Exercise requirements.
Pick up the article on financial moves during a divorce where it ends and continue writing it.

Six Smart Financial Moves to Make if You Are in the Middle of a Divorce or Separation

| August 31, 2014

Six Smart Financial Moves to Make if You Are in the Middle of a Divorce or SeparationIt’s no secret that divorce has lasting effects—even long after a couple has split. Among the many lasting effects that a divorce has on individuals and families, financial difficulties are extremely common. The divorce itself might be costly if lawyers are involved, and many couples must go from living off two incomes to only one. Divorce doesn’t always have to lead to financial ruin, but you must be prepared for related expenses and the financial changes you will need to make during and after the divorce. If you are in the middle of a divorce or separation, there are a few smart financial moves you should make before too much damage is done.

Don’t Hire the Most Expensive Attorney

Many people are under the impression that they need the best divorce attorney that money can buy in order to protect themselves and their financial assets. The truth is that spending all of that money can come back to haunt you and your bank account. It’s better to find an attorney or mediator whom you connect with, can actually afford, and is qualified to handle your case.

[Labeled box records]
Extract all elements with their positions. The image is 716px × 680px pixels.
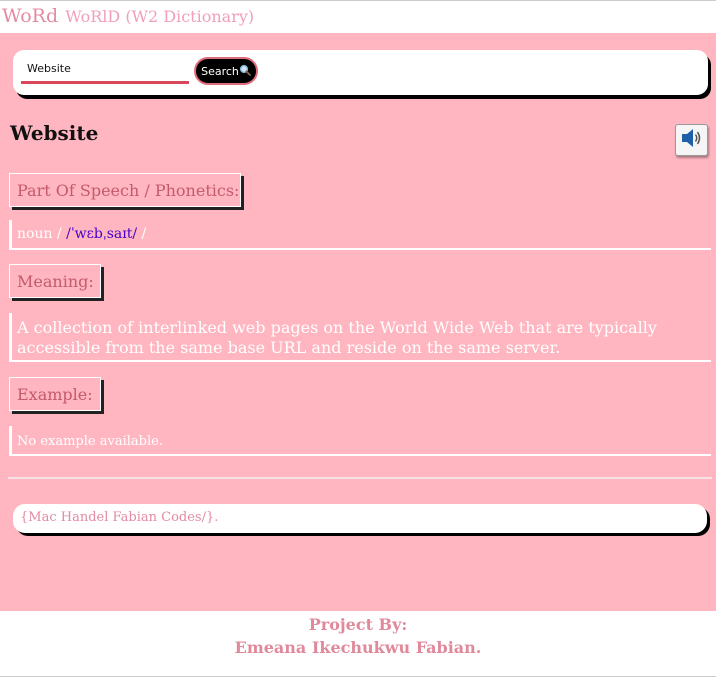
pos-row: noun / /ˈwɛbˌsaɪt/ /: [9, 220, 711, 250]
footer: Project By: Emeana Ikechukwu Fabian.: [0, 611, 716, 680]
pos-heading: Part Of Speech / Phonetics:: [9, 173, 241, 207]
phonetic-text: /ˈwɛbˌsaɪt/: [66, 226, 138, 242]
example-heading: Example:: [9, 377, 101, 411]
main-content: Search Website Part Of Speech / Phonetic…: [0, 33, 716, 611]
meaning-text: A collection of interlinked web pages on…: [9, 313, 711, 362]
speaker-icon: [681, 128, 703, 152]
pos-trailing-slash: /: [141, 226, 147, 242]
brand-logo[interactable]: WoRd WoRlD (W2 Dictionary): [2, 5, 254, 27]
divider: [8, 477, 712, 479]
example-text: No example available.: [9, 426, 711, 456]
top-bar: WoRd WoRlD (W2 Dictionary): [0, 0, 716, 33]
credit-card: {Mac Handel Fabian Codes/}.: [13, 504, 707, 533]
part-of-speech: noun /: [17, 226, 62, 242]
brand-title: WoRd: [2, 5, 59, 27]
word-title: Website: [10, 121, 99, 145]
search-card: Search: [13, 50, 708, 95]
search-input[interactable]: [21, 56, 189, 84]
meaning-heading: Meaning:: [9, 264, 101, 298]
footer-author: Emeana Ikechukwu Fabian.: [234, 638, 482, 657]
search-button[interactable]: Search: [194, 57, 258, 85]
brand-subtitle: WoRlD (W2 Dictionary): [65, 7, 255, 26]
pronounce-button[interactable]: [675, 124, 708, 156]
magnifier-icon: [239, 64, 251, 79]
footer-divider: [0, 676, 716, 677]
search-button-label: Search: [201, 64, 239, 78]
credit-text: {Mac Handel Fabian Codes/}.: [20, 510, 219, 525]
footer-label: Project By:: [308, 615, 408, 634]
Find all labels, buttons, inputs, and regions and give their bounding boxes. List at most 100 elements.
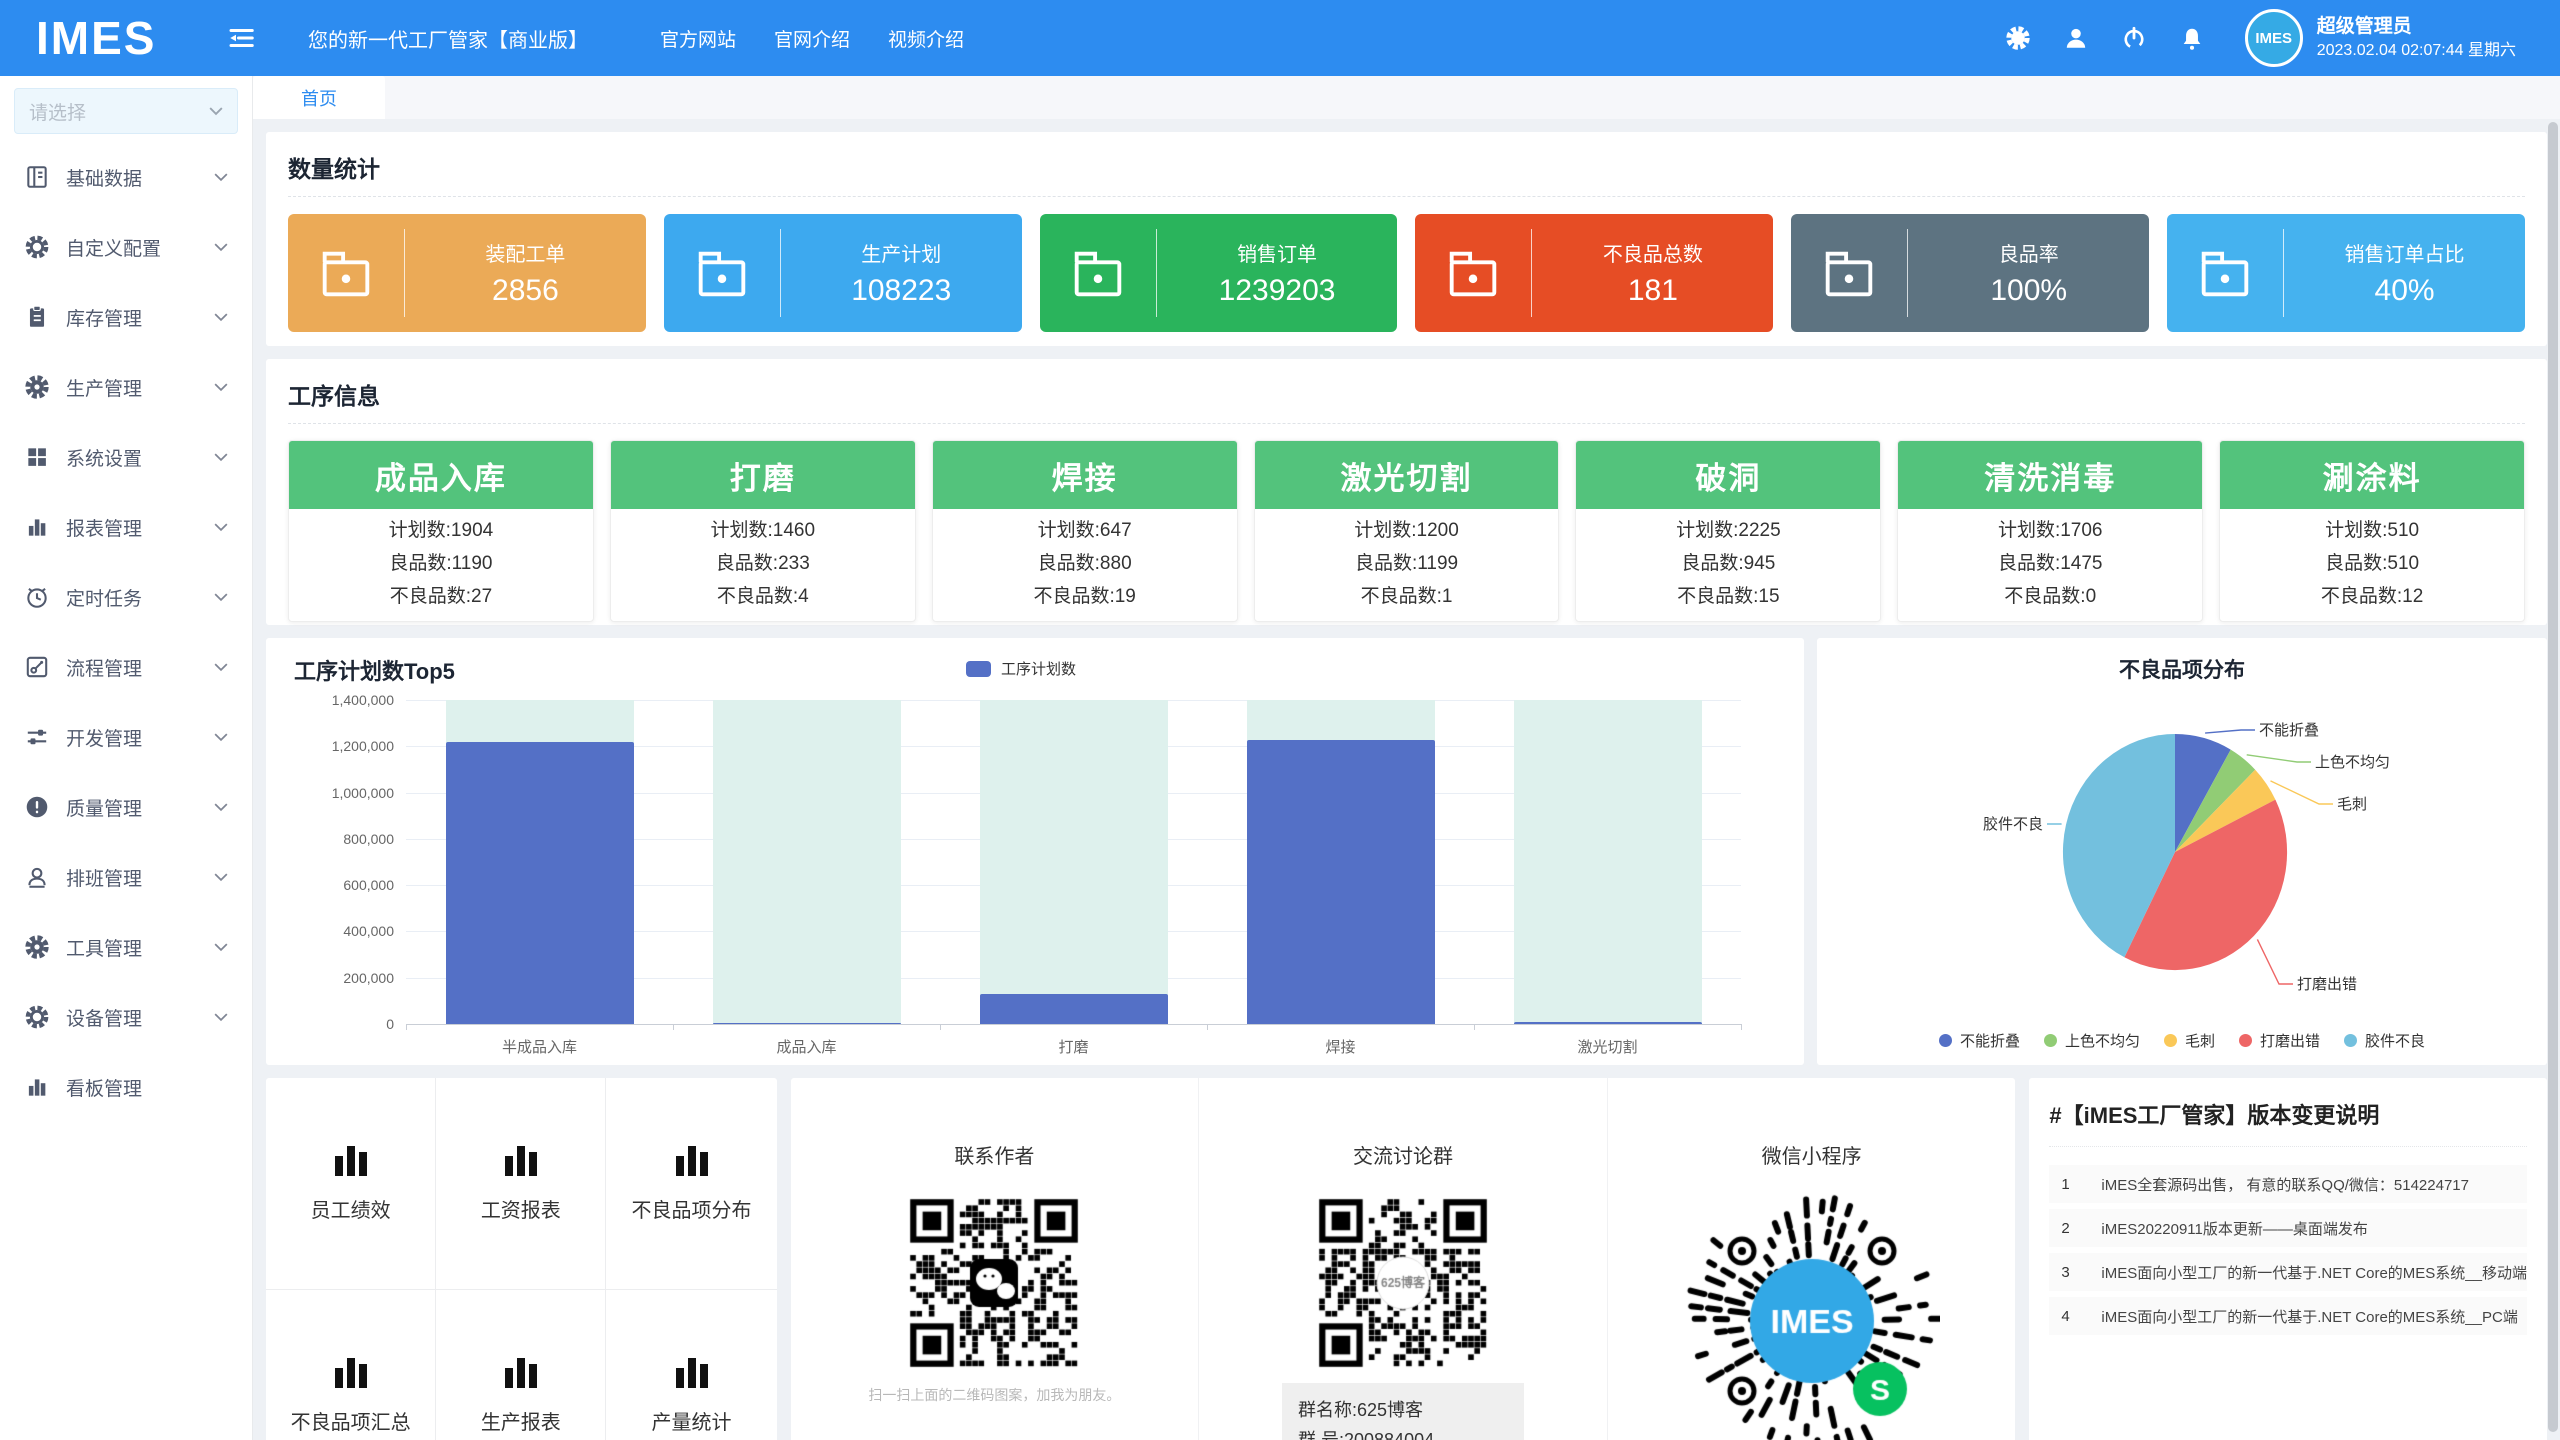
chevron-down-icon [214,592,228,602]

Response to this task.
Don’t Think That a Mediator Will Protect Your Finances

A mediator’s main goal is to get a settlement, not look out for the financial interests of the parties involved. They want an equitable settlement, but ultimately it’s up to you to negotiate what you actually need and want. Remember that these are your assets and finances at stake, not the mediator’s. If you were not the one who handled the family finances, you might want to meet with a financial advisor who can give you advice on the best course of action to take so that you can properly negotiate.

Get Separate Credit Cards

Couples go their separate ways when they get a divorce or separation, and their credit card accounts should do the same. The reason you’ll want to close any joint credit card accounts that you have with your soon-to-be former spouse is so that you aren’t responsible for any incurred debt. Most couples in the middle of a divorce or separation aren’t seeing eye-to-eye on nearly any issues, so the separate use of money will avoid adding another issue into the mix.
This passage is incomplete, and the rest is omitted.